Your instructions:
Copy out the data word for word, from the first line down to and including the line that contains "top-table-frequency-header-row: 50 Hz".

[Annotated region listings]
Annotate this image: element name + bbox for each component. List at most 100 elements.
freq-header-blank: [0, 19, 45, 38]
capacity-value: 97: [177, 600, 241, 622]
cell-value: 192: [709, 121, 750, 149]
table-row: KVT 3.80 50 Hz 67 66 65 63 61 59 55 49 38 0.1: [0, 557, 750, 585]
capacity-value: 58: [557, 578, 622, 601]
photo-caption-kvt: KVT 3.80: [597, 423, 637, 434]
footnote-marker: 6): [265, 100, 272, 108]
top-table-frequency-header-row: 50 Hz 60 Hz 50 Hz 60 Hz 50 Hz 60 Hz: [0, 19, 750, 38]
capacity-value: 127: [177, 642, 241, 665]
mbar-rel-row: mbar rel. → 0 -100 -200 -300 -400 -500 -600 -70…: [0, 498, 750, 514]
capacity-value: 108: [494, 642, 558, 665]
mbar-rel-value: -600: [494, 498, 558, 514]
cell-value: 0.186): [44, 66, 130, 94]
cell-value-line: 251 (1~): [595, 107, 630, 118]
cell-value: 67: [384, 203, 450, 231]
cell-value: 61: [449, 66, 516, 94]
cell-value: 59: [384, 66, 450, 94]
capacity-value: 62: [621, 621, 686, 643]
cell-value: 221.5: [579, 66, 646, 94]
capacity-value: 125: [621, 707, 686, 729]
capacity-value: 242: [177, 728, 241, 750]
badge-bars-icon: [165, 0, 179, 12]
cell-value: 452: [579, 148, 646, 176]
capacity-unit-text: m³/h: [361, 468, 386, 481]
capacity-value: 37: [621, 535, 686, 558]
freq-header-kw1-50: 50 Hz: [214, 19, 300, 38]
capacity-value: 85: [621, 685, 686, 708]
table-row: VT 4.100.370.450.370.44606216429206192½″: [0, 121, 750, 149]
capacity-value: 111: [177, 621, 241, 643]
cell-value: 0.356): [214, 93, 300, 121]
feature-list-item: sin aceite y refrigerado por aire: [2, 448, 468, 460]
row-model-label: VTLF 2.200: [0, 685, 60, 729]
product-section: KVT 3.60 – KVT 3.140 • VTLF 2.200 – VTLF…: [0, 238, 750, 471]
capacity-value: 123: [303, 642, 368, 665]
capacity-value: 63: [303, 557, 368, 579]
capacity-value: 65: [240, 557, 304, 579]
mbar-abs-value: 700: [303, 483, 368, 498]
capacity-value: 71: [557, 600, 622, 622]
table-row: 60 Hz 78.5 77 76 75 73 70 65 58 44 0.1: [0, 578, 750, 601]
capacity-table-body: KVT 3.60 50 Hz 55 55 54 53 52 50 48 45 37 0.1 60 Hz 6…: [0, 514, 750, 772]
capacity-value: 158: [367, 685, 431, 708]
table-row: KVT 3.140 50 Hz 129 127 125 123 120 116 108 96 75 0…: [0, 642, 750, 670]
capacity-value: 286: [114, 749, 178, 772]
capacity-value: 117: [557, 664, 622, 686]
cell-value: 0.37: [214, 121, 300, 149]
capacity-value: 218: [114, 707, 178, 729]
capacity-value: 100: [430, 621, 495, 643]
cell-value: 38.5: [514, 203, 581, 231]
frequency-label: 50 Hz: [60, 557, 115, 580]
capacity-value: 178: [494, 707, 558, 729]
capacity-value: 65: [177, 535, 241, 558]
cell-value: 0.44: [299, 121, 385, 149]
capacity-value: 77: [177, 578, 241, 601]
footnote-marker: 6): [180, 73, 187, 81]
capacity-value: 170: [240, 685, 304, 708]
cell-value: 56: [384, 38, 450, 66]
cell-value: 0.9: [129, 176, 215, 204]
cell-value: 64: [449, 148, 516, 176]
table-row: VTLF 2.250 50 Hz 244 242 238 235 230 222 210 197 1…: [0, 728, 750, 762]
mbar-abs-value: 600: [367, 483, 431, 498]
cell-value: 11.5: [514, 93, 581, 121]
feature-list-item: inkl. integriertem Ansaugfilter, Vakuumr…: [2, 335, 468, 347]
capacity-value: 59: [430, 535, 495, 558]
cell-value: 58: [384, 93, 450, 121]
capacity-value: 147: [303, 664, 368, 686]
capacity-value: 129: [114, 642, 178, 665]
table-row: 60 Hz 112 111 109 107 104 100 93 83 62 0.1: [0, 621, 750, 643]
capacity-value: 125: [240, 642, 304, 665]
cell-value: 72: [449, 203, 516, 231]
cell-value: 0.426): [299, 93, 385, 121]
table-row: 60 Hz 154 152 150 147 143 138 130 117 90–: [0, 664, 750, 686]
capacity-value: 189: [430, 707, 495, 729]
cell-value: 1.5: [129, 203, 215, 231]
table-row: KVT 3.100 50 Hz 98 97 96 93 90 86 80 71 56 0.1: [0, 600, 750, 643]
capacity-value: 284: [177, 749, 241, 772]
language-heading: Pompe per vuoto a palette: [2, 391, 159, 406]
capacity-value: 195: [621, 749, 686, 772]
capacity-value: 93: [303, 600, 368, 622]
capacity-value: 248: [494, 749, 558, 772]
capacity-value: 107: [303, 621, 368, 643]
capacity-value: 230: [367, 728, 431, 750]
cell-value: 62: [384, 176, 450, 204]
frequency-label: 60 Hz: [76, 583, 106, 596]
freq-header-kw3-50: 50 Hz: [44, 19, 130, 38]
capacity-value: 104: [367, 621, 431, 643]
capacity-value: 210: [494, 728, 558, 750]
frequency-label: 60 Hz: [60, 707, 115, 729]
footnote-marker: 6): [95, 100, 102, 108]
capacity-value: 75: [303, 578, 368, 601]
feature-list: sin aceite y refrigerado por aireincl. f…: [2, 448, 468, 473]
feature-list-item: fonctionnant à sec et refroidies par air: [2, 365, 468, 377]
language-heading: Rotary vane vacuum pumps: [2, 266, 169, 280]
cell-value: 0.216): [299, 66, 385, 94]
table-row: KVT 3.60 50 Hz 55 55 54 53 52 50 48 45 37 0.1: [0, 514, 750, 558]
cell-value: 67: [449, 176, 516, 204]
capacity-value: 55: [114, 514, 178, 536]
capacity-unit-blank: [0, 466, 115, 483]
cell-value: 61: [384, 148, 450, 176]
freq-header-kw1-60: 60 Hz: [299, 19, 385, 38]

Finished answer:
Annotate this image: element name + bbox for each component. List at most 100 elements.
freq-header-blank: [0, 19, 45, 38]
capacity-value: 97: [177, 600, 241, 622]
cell-value: 192: [709, 121, 750, 149]
table-row: KVT 3.80 50 Hz 67 66 65 63 61 59 55 49 38 0.1: [0, 557, 750, 585]
capacity-value: 58: [557, 578, 622, 601]
photo-caption-kvt: KVT 3.80: [597, 423, 637, 434]
footnote-marker: 6): [265, 100, 272, 108]
top-table-frequency-header-row: 50 Hz 60 Hz 50 Hz 60 Hz 50 Hz 60 Hz: [0, 19, 750, 38]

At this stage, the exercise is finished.